Copy all the data exactly, except the pictures.

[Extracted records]
····················
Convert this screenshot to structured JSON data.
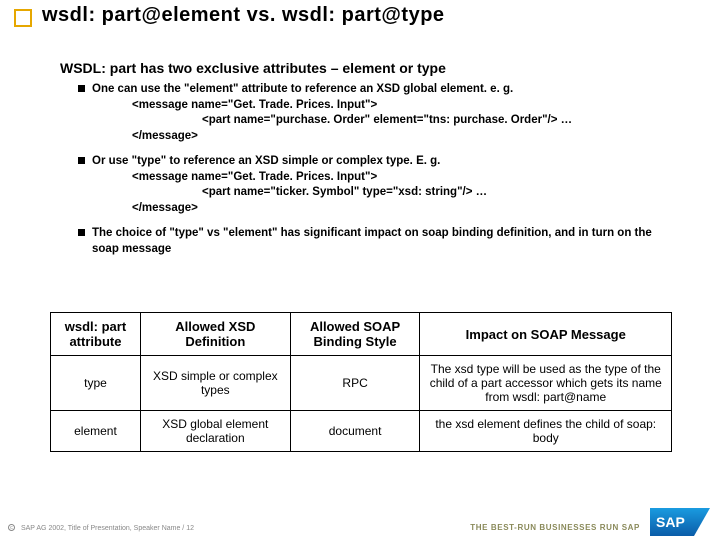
{
  "title": "wsdl: part@element vs. wsdl: part@type",
  "subheading": "WSDL: part has two exclusive attributes – element or type",
  "bullets": [
    {
      "lead": "One can use the \"element\" attribute to reference an XSD global element. e. g.",
      "lines": [
        "<message name=\"Get. Trade. Prices. Input\">",
        "        <part name=\"purchase. Order\" element=\"tns: purchase. Order\"/> …",
        "</message>"
      ]
    },
    {
      "lead": "Or use \"type\" to reference an XSD simple or complex type. E. g.",
      "lines": [
        "<message name=\"Get. Trade. Prices. Input\">",
        "        <part name=\"ticker. Symbol\" type=\"xsd: string\"/> …",
        "</message>"
      ]
    },
    {
      "lead": "The choice of \"type\" vs \"element\" has significant impact on soap binding definition, and in turn on the soap message",
      "lines": []
    }
  ],
  "table": {
    "headers": [
      "wsdl: part attribute",
      "Allowed XSD Definition",
      "Allowed SOAP Binding Style",
      "Impact on SOAP Message"
    ],
    "rows": [
      [
        "type",
        "XSD simple or complex types",
        "RPC",
        "The xsd type will be used as the type of the child of a part accessor which gets its name from wsdl: part@name"
      ],
      [
        "element",
        "XSD global element declaration",
        "document",
        "the xsd element defines the child of soap: body"
      ]
    ]
  },
  "footer": "SAP AG 2002, Title of Presentation, Speaker Name / 12",
  "tagline": "THE BEST-RUN BUSINESSES RUN SAP",
  "logo": "SAP"
}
····················
• **The answer**:
Convert this screenshot to structured JSON data.
{
  "title": "wsdl: part@element vs. wsdl: part@type",
  "subheading": "WSDL: part has two exclusive attributes – element or type",
  "bullets": [
    {
      "lead": "One can use the \"element\" attribute to reference an XSD global element. e. g.",
      "lines": [
        "<message name=\"Get. Trade. Prices. Input\">",
        "        <part name=\"purchase. Order\" element=\"tns: purchase. Order\"/> …",
        "</message>"
      ]
    },
    {
      "lead": "Or use \"type\" to reference an XSD simple or complex type. E. g.",
      "lines": [
        "<message name=\"Get. Trade. Prices. Input\">",
        "        <part name=\"ticker. Symbol\" type=\"xsd: string\"/> …",
        "</message>"
      ]
    },
    {
      "lead": "The choice of \"type\" vs \"element\" has significant impact on soap binding definition, and in turn on the soap message",
      "lines": []
    }
  ],
  "table": {
    "headers": [
      "wsdl: part attribute",
      "Allowed XSD Definition",
      "Allowed SOAP Binding Style",
      "Impact on SOAP Message"
    ],
    "rows": [
      [
        "type",
        "XSD simple or complex types",
        "RPC",
        "The xsd type will be used as the type of the child of a part accessor which gets its name from wsdl: part@name"
      ],
      [
        "element",
        "XSD global element declaration",
        "document",
        "the xsd element defines the child of soap: body"
      ]
    ]
  },
  "footer": "SAP AG 2002, Title of Presentation, Speaker Name / 12",
  "tagline": "THE BEST-RUN BUSINESSES RUN SAP",
  "logo": "SAP"
}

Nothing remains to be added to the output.